_What needs to be done_: Write out each line word for word. Drop pictures.

_Dataset entries_:
---

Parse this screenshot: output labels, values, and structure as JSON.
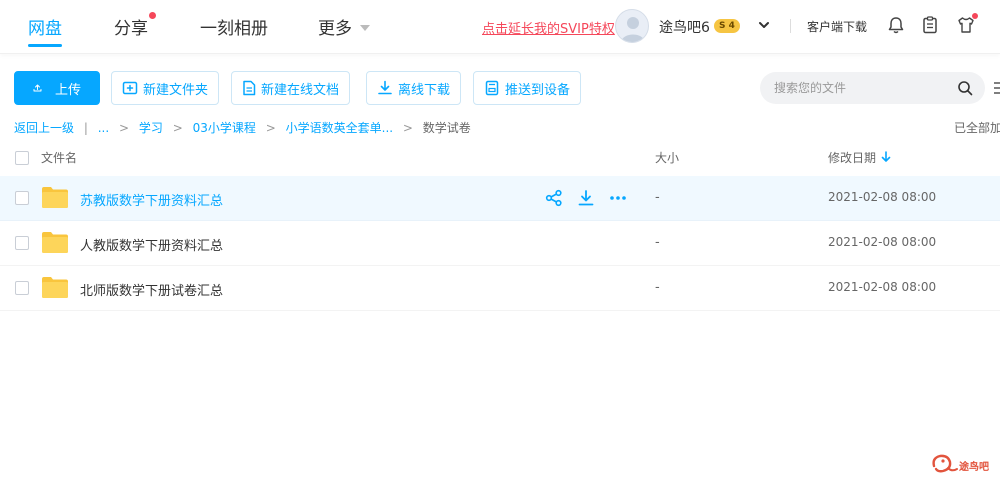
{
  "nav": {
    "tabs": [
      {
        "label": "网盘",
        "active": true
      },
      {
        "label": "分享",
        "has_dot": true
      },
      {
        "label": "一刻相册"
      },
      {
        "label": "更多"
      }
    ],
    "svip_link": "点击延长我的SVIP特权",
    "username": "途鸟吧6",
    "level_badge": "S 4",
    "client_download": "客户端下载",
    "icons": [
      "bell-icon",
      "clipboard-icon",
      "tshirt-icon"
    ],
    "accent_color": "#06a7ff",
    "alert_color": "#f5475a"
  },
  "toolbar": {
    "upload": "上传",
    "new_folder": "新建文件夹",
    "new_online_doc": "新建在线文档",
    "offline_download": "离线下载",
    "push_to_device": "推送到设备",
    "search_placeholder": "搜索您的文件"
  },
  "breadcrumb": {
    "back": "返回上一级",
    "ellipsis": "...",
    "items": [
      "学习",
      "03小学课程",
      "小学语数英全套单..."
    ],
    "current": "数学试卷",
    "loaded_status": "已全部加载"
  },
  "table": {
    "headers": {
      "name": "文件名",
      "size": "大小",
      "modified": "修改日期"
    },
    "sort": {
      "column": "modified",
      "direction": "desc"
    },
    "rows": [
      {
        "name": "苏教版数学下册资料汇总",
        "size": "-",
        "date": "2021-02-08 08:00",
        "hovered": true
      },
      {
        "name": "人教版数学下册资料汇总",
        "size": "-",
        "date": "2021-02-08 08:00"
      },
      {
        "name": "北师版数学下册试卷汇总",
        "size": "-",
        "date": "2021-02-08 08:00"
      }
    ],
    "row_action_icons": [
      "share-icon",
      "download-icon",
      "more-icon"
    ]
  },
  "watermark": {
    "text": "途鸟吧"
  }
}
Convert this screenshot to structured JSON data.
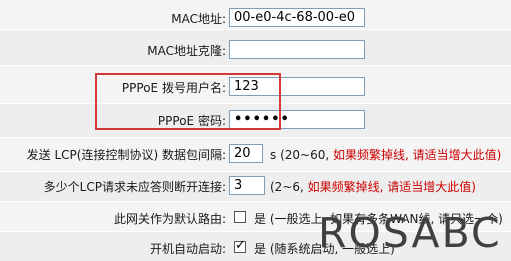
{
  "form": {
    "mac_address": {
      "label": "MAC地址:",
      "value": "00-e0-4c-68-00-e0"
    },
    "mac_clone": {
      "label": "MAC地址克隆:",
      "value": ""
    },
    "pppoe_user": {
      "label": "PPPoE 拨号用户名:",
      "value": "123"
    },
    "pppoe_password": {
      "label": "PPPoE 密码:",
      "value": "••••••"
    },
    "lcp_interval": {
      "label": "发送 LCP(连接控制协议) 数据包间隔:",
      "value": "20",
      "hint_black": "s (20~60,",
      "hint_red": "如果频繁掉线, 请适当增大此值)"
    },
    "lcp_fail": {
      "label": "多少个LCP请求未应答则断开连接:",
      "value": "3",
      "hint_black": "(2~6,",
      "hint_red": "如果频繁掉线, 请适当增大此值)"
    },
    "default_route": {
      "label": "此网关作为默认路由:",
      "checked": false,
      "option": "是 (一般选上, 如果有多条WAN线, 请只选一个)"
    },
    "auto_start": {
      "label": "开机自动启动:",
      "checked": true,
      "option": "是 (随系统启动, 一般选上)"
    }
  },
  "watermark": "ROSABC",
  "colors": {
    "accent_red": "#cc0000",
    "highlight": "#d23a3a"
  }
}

---

_Answer to this exercise_:
Parse this screenshot: output labels, values, and structure as JSON.
{
  "nav": {
    "tabs": [
      {
        "label": "网盘",
        "active": true
      },
      {
        "label": "分享",
        "has_dot": true
      },
      {
        "label": "一刻相册"
      },
      {
        "label": "更多"
      }
    ],
    "svip_link": "点击延长我的SVIP特权",
    "username": "途鸟吧6",
    "level_badge": "S 4",
    "client_download": "客户端下载",
    "icons": [
      "bell-icon",
      "clipboard-icon",
      "tshirt-icon"
    ],
    "accent_color": "#06a7ff",
    "alert_color": "#f5475a"
  },
  "toolbar": {
    "upload": "上传",
    "new_folder": "新建文件夹",
    "new_online_doc": "新建在线文档",
    "offline_download": "离线下载",
    "push_to_device": "推送到设备",
    "search_placeholder": "搜索您的文件"
  },
  "breadcrumb": {
    "back": "返回上一级",
    "ellipsis": "...",
    "items": [
      "学习",
      "03小学课程",
      "小学语数英全套单..."
    ],
    "current": "数学试卷",
    "loaded_status": "已全部加载"
  },
  "table": {
    "headers": {
      "name": "文件名",
      "size": "大小",
      "modified": "修改日期"
    },
    "sort": {
      "column": "modified",
      "direction": "desc"
    },
    "rows": [
      {
        "name": "苏教版数学下册资料汇总",
        "size": "-",
        "date": "2021-02-08 08:00",
        "hovered": true
      },
      {
        "name": "人教版数学下册资料汇总",
        "size": "-",
        "date": "2021-02-08 08:00"
      },
      {
        "name": "北师版数学下册试卷汇总",
        "size": "-",
        "date": "2021-02-08 08:00"
      }
    ],
    "row_action_icons": [
      "share-icon",
      "download-icon",
      "more-icon"
    ]
  },
  "watermark": {
    "text": "途鸟吧"
  }
}
Convert this screenshot to structured JSON data.
{
  "form": {
    "mac_address": {
      "label": "MAC地址:",
      "value": "00-e0-4c-68-00-e0"
    },
    "mac_clone": {
      "label": "MAC地址克隆:",
      "value": ""
    },
    "pppoe_user": {
      "label": "PPPoE 拨号用户名:",
      "value": "123"
    },
    "pppoe_password": {
      "label": "PPPoE 密码:",
      "value": "••••••"
    },
    "lcp_interval": {
      "label": "发送 LCP(连接控制协议) 数据包间隔:",
      "value": "20",
      "hint_black": "s (20~60,",
      "hint_red": "如果频繁掉线, 请适当增大此值)"
    },
    "lcp_fail": {
      "label": "多少个LCP请求未应答则断开连接:",
      "value": "3",
      "hint_black": "(2~6,",
      "hint_red": "如果频繁掉线, 请适当增大此值)"
    },
    "default_route": {
      "label": "此网关作为默认路由:",
      "checked": false,
      "option": "是 (一般选上, 如果有多条WAN线, 请只选一个)"
    },
    "auto_start": {
      "label": "开机自动启动:",
      "checked": true,
      "option": "是 (随系统启动, 一般选上)"
    }
  },
  "watermark": "ROSABC",
  "colors": {
    "accent_red": "#cc0000",
    "highlight": "#d23a3a"
  }
}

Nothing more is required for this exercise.